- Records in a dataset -
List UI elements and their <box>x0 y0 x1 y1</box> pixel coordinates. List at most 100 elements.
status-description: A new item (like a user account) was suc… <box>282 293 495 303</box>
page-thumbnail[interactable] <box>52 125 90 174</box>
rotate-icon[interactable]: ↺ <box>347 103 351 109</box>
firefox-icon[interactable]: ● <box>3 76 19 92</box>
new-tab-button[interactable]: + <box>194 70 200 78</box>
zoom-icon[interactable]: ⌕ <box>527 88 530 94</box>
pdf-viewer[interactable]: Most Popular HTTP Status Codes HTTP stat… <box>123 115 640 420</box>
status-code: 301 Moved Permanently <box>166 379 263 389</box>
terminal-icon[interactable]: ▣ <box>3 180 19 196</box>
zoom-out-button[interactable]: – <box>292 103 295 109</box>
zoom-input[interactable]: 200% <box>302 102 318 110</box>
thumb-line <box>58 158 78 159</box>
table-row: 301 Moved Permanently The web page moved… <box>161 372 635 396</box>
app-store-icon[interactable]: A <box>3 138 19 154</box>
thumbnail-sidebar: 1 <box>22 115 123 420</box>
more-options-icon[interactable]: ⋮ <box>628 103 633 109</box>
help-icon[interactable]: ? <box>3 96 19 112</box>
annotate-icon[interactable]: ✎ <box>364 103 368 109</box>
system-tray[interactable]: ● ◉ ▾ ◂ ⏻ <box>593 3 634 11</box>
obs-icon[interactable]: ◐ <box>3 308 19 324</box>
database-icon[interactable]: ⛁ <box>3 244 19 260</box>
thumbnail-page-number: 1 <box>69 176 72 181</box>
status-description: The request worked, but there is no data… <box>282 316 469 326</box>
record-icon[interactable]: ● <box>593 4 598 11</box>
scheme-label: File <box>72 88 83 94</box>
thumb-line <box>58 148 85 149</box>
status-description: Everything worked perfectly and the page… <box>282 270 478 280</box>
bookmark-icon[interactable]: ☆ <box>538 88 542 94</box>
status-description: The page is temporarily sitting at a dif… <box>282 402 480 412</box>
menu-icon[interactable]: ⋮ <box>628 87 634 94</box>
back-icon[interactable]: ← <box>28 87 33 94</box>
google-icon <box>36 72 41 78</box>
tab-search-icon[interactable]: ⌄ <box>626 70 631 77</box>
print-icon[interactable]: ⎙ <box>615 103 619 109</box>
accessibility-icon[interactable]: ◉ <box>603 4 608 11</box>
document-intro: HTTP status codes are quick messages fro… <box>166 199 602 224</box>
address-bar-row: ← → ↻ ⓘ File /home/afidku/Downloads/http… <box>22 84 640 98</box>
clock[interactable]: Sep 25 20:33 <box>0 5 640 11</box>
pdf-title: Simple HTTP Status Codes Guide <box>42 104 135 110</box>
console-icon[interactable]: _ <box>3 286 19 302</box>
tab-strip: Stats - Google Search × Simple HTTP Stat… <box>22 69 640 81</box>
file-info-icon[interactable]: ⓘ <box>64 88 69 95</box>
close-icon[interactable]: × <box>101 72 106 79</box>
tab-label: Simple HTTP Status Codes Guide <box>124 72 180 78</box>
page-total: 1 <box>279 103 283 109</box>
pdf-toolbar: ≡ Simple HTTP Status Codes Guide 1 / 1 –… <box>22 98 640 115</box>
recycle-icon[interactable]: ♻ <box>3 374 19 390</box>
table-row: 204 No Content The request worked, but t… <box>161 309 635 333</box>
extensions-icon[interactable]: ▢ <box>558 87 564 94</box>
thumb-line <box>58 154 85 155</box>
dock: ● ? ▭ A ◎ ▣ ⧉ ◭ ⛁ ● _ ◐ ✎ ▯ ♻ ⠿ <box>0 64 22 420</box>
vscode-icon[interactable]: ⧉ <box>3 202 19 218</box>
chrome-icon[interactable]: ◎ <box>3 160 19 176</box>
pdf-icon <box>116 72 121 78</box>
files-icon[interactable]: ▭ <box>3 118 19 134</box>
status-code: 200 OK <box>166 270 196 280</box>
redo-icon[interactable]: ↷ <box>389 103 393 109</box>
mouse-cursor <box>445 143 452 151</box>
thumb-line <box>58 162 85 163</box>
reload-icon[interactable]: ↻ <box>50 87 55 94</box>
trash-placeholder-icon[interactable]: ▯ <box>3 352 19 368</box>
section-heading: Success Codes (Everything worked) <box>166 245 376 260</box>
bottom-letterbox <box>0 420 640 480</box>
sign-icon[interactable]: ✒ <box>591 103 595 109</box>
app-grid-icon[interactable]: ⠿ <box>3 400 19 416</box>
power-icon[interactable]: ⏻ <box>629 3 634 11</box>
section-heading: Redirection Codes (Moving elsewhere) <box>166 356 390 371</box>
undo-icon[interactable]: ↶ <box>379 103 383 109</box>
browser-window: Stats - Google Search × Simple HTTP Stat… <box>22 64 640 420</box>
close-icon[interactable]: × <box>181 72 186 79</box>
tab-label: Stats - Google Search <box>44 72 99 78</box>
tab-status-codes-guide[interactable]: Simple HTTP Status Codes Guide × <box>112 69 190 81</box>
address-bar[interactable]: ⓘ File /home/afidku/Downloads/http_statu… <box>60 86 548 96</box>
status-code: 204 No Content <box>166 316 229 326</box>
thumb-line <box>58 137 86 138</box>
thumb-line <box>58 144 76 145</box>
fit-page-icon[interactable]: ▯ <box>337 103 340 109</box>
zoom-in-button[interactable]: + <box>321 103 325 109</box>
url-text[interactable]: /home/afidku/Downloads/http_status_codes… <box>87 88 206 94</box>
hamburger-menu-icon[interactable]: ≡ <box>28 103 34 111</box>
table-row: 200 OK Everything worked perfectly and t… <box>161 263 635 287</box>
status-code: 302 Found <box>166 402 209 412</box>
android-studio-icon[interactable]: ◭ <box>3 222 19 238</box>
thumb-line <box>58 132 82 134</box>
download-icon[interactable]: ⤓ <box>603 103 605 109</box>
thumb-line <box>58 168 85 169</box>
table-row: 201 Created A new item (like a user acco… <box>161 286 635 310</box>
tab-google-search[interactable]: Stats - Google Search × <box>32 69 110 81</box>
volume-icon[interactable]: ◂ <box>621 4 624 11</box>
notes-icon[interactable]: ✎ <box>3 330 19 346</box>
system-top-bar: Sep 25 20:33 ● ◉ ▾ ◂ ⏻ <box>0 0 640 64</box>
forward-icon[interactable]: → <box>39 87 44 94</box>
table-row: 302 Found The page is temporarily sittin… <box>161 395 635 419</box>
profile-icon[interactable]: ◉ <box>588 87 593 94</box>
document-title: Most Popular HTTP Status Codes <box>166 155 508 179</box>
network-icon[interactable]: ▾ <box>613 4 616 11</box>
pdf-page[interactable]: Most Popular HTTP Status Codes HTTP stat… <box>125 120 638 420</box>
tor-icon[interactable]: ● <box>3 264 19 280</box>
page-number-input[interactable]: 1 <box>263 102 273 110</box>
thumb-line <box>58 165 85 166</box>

- What the exercise asks -
Can you change every "status-description" in the material to "status-text" and leave everything else as it is?

- Answer to this exercise -
List UI elements and their <box>x0 y0 x1 y1</box> pixel coordinates. List at most 100 elements.
status-text: A new item (like a user account) was suc… <box>282 293 495 303</box>
page-thumbnail[interactable] <box>52 125 90 174</box>
rotate-icon[interactable]: ↺ <box>347 103 351 109</box>
firefox-icon[interactable]: ● <box>3 76 19 92</box>
new-tab-button[interactable]: + <box>194 70 200 78</box>
zoom-icon[interactable]: ⌕ <box>527 88 530 94</box>
pdf-viewer[interactable]: Most Popular HTTP Status Codes HTTP stat… <box>123 115 640 420</box>
status-code: 301 Moved Permanently <box>166 379 263 389</box>
terminal-icon[interactable]: ▣ <box>3 180 19 196</box>
zoom-out-button[interactable]: – <box>292 103 295 109</box>
zoom-input[interactable]: 200% <box>302 102 318 110</box>
thumb-line <box>58 158 78 159</box>
table-row: 301 Moved Permanently The web page moved… <box>161 372 635 396</box>
app-store-icon[interactable]: A <box>3 138 19 154</box>
thumbnail-sidebar: 1 <box>22 115 123 420</box>
more-options-icon[interactable]: ⋮ <box>628 103 633 109</box>
help-icon[interactable]: ? <box>3 96 19 112</box>
annotate-icon[interactable]: ✎ <box>364 103 368 109</box>
system-tray[interactable]: ● ◉ ▾ ◂ ⏻ <box>593 3 634 11</box>
obs-icon[interactable]: ◐ <box>3 308 19 324</box>
database-icon[interactable]: ⛁ <box>3 244 19 260</box>
thumbnail-page-number: 1 <box>69 176 72 181</box>
status-text: The request worked, but there is no data… <box>282 316 469 326</box>
record-icon[interactable]: ● <box>593 4 598 11</box>
scheme-label: File <box>72 88 83 94</box>
thumb-line <box>58 148 85 149</box>
status-text: Everything worked perfectly and the page… <box>282 270 478 280</box>
bookmark-icon[interactable]: ☆ <box>538 88 542 94</box>
status-text: The page is temporarily sitting at a dif… <box>282 402 480 412</box>
menu-icon[interactable]: ⋮ <box>628 87 634 94</box>
back-icon[interactable]: ← <box>28 87 33 94</box>
google-icon <box>36 72 41 78</box>
tab-search-icon[interactable]: ⌄ <box>626 70 631 77</box>
print-icon[interactable]: ⎙ <box>615 103 619 109</box>
accessibility-icon[interactable]: ◉ <box>603 4 608 11</box>
document-intro: HTTP status codes are quick messages fro… <box>166 199 602 224</box>
address-bar-row: ← → ↻ ⓘ File /home/afidku/Downloads/http… <box>22 84 640 98</box>
clock[interactable]: Sep 25 20:33 <box>0 5 640 11</box>
pdf-title: Simple HTTP Status Codes Guide <box>42 104 135 110</box>
console-icon[interactable]: _ <box>3 286 19 302</box>
tab-strip: Stats - Google Search × Simple HTTP Stat… <box>22 69 640 81</box>
file-info-icon[interactable]: ⓘ <box>64 88 69 95</box>
close-icon[interactable]: × <box>101 72 106 79</box>
tab-label: Simple HTTP Status Codes Guide <box>124 72 180 78</box>
page-total: 1 <box>279 103 283 109</box>
pdf-toolbar: ≡ Simple HTTP Status Codes Guide 1 / 1 –… <box>22 98 640 115</box>
recycle-icon[interactable]: ♻ <box>3 374 19 390</box>
table-row: 204 No Content The request worked, but t… <box>161 309 635 333</box>
extensions-icon[interactable]: ▢ <box>558 87 564 94</box>
thumb-line <box>58 154 85 155</box>
dock: ● ? ▭ A ◎ ▣ ⧉ ◭ ⛁ ● _ ◐ ✎ ▯ ♻ ⠿ <box>0 64 22 420</box>
vscode-icon[interactable]: ⧉ <box>3 202 19 218</box>
chrome-icon[interactable]: ◎ <box>3 160 19 176</box>
pdf-icon <box>116 72 121 78</box>
files-icon[interactable]: ▭ <box>3 118 19 134</box>
status-code: 200 OK <box>166 270 196 280</box>
redo-icon[interactable]: ↷ <box>389 103 393 109</box>
mouse-cursor <box>445 143 452 151</box>
thumb-line <box>58 162 85 163</box>
reload-icon[interactable]: ↻ <box>50 87 55 94</box>
trash-placeholder-icon[interactable]: ▯ <box>3 352 19 368</box>
section-heading: Success Codes (Everything worked) <box>166 245 376 260</box>
bottom-letterbox <box>0 420 640 480</box>
sign-icon[interactable]: ✒ <box>591 103 595 109</box>
app-grid-icon[interactable]: ⠿ <box>3 400 19 416</box>
power-icon[interactable]: ⏻ <box>629 3 634 11</box>
section-heading: Redirection Codes (Moving elsewhere) <box>166 356 390 371</box>
undo-icon[interactable]: ↶ <box>379 103 383 109</box>
browser-window: Stats - Google Search × Simple HTTP Stat… <box>22 64 640 420</box>
close-icon[interactable]: × <box>181 72 186 79</box>
tab-label: Stats - Google Search <box>44 72 99 78</box>
tab-status-codes-guide[interactable]: Simple HTTP Status Codes Guide × <box>112 69 190 81</box>
address-bar[interactable]: ⓘ File /home/afidku/Downloads/http_statu… <box>60 86 548 96</box>
status-code: 204 No Content <box>166 316 229 326</box>
thumb-line <box>58 137 86 138</box>
thumb-line <box>58 144 76 145</box>
fit-page-icon[interactable]: ▯ <box>337 103 340 109</box>
zoom-in-button[interactable]: + <box>321 103 325 109</box>
url-text[interactable]: /home/afidku/Downloads/http_status_codes… <box>87 88 206 94</box>
hamburger-menu-icon[interactable]: ≡ <box>28 103 34 111</box>
table-row: 200 OK Everything worked perfectly and t… <box>161 263 635 287</box>
status-code: 302 Found <box>166 402 209 412</box>
android-studio-icon[interactable]: ◭ <box>3 222 19 238</box>
thumb-line <box>58 132 82 134</box>
download-icon[interactable]: ⤓ <box>603 103 605 109</box>
thumb-line <box>58 168 85 169</box>
table-row: 201 Created A new item (like a user acco… <box>161 286 635 310</box>
tab-google-search[interactable]: Stats - Google Search × <box>32 69 110 81</box>
volume-icon[interactable]: ◂ <box>621 4 624 11</box>
notes-icon[interactable]: ✎ <box>3 330 19 346</box>
system-top-bar: Sep 25 20:33 ● ◉ ▾ ◂ ⏻ <box>0 0 640 64</box>
forward-icon[interactable]: → <box>39 87 44 94</box>
table-row: 302 Found The page is temporarily sittin… <box>161 395 635 419</box>
profile-icon[interactable]: ◉ <box>588 87 593 94</box>
document-title: Most Popular HTTP Status Codes <box>166 155 508 179</box>
network-icon[interactable]: ▾ <box>613 4 616 11</box>
pdf-page[interactable]: Most Popular HTTP Status Codes HTTP stat… <box>125 120 638 420</box>
tor-icon[interactable]: ● <box>3 264 19 280</box>
page-number-input[interactable]: 1 <box>263 102 273 110</box>
thumb-line <box>58 165 85 166</box>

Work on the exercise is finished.